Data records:
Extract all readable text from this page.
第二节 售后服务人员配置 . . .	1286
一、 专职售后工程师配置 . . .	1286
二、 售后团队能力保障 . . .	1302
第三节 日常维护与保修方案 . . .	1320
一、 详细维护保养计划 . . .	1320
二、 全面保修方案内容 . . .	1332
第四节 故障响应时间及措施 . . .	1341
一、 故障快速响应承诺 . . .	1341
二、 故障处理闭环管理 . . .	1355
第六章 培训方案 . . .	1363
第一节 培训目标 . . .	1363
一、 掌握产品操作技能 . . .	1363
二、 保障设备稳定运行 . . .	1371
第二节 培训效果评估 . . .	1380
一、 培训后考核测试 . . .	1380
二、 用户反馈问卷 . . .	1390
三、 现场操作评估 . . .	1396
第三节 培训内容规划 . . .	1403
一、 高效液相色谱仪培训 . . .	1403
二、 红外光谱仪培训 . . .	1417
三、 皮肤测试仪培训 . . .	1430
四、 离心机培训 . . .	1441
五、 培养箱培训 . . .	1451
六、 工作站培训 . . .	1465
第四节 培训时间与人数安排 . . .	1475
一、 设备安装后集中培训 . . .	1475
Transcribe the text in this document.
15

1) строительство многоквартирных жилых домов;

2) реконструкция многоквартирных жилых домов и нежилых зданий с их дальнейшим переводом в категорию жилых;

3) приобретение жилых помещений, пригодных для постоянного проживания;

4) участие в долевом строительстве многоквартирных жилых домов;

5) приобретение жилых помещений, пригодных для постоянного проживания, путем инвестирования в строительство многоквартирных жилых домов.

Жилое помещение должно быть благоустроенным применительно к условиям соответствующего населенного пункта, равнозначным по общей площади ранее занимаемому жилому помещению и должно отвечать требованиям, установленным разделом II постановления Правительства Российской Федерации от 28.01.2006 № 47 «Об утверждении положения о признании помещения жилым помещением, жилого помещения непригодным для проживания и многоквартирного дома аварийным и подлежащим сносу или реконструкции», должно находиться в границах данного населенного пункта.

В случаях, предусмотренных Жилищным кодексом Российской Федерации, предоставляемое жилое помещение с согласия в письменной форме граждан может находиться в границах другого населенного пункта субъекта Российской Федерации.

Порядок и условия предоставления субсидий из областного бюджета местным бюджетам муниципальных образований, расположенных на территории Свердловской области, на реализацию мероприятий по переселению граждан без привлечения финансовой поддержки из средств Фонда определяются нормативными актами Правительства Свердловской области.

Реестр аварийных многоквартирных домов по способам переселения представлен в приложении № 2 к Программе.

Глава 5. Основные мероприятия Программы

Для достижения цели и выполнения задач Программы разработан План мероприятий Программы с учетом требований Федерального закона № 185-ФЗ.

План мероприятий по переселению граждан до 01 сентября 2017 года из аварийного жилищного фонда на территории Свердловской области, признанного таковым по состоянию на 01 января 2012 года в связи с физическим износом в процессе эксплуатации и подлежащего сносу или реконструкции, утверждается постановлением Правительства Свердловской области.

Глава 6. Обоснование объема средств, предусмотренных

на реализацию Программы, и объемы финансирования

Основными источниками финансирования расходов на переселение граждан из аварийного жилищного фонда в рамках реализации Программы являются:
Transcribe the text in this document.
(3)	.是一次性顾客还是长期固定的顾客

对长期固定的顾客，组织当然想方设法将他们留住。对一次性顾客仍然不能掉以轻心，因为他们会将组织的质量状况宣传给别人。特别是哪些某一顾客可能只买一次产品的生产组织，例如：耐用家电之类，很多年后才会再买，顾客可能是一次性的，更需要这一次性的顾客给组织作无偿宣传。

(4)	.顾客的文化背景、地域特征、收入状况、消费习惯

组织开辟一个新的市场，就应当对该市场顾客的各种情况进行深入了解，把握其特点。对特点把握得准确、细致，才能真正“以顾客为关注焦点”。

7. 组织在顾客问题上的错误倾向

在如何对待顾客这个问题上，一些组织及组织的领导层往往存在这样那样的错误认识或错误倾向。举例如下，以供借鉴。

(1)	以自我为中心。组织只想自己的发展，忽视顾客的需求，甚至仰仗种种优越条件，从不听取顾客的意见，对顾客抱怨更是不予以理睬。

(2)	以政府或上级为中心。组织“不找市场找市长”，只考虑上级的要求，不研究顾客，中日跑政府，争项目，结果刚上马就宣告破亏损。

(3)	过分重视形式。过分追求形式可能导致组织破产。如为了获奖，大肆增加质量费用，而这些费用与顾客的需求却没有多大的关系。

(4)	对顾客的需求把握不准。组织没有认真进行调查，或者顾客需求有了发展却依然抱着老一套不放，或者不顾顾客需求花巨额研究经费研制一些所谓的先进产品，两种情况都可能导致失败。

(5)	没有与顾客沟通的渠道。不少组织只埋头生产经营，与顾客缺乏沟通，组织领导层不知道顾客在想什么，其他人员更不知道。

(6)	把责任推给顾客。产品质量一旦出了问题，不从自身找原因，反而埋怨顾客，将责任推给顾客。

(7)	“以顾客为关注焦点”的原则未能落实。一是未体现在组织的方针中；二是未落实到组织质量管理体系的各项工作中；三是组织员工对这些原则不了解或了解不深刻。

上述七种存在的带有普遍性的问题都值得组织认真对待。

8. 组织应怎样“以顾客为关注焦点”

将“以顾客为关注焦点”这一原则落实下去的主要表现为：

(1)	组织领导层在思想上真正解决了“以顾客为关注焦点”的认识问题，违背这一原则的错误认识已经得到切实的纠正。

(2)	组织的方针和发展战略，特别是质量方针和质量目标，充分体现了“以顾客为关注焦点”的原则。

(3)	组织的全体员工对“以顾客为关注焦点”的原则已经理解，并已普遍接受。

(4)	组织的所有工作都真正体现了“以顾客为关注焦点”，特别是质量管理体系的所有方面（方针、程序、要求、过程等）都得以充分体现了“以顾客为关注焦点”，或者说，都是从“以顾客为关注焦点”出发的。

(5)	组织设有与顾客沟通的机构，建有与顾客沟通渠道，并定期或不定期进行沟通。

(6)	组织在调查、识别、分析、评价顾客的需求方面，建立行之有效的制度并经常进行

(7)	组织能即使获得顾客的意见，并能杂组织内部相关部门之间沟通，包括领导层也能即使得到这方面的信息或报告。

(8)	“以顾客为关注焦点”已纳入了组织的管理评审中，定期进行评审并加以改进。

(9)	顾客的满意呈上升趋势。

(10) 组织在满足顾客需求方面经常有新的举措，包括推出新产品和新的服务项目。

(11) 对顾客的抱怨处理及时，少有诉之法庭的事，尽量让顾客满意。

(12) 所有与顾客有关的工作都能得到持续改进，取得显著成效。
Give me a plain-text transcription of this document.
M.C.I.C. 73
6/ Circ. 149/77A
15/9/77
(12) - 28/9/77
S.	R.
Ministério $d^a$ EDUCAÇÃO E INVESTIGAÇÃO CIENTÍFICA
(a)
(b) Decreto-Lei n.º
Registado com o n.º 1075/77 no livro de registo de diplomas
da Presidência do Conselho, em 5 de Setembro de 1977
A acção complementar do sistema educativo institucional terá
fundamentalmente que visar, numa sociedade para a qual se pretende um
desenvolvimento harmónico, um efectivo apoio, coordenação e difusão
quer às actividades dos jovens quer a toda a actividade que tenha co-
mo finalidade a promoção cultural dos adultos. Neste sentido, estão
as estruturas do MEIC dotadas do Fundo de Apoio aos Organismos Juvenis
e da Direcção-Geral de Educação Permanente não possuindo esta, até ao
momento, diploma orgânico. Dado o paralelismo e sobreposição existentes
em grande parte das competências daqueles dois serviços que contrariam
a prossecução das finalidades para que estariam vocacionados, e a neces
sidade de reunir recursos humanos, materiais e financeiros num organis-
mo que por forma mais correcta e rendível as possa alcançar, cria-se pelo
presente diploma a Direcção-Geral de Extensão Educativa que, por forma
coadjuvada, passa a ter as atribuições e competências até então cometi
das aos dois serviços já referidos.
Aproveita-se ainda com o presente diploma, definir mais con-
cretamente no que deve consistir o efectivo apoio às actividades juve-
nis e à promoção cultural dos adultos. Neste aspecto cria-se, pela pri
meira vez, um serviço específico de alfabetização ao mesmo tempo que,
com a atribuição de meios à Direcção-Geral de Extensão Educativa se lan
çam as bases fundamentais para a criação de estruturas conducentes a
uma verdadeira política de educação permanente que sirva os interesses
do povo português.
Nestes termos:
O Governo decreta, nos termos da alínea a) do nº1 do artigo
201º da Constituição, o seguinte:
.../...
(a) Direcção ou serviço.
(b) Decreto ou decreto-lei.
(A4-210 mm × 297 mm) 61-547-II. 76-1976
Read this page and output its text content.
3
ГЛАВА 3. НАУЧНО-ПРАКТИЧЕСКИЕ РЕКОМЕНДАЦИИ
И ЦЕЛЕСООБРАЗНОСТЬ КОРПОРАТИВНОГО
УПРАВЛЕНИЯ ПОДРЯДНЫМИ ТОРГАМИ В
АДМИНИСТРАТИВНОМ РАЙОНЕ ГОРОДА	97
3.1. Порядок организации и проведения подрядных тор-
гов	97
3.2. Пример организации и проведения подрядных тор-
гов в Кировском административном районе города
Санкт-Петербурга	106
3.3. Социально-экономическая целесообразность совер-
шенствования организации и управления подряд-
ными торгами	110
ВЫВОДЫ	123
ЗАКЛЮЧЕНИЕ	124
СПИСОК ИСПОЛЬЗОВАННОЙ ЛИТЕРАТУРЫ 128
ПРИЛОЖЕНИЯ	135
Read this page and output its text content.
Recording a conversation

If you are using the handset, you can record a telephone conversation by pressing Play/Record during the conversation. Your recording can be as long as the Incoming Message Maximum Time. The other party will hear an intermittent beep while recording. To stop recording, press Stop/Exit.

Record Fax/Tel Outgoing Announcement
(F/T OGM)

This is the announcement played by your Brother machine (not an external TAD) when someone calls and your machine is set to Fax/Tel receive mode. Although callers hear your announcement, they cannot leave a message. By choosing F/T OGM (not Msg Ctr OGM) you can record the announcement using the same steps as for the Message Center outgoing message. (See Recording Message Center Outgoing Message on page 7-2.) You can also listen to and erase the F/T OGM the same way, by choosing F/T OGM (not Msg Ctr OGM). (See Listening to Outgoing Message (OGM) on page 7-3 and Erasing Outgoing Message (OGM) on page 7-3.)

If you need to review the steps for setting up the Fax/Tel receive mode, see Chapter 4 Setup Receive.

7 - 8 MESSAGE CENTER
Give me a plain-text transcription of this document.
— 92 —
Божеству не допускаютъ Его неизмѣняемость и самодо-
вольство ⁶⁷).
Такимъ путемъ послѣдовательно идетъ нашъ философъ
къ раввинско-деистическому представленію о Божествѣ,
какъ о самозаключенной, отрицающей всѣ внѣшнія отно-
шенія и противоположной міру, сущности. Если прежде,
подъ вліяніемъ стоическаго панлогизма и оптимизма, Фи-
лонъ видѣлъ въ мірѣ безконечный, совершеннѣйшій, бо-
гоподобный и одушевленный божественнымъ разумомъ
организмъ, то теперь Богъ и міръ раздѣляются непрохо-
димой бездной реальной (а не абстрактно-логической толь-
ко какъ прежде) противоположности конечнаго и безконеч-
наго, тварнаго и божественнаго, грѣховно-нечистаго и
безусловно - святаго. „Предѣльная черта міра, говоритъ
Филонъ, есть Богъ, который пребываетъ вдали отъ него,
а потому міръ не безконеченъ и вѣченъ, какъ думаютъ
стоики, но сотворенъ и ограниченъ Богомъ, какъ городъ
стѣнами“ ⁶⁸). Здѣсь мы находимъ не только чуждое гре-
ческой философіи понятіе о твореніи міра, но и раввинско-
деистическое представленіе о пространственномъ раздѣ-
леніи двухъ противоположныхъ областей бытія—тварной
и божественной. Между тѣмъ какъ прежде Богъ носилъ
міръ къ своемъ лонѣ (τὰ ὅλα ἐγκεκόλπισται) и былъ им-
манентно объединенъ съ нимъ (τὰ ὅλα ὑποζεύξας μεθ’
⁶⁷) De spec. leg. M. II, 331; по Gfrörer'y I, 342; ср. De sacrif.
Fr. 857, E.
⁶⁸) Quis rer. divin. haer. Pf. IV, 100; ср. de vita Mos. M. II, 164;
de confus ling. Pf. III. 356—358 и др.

Problem description:
Filter the records, keeping only lines that contain "какъ", and show those lines.

Reply to the task:
какъ о самозаключенной, отрицающей всѣ внѣшнія отно-
ко какъ прежде) противоположности конечнаго и безконеч-
а потому міръ не безконеченъ и вѣченъ, какъ думаютъ
стоики, но сотворенъ и ограниченъ Богомъ, какъ городъ
и божественной. Между тѣмъ какъ прежде Богъ носилъ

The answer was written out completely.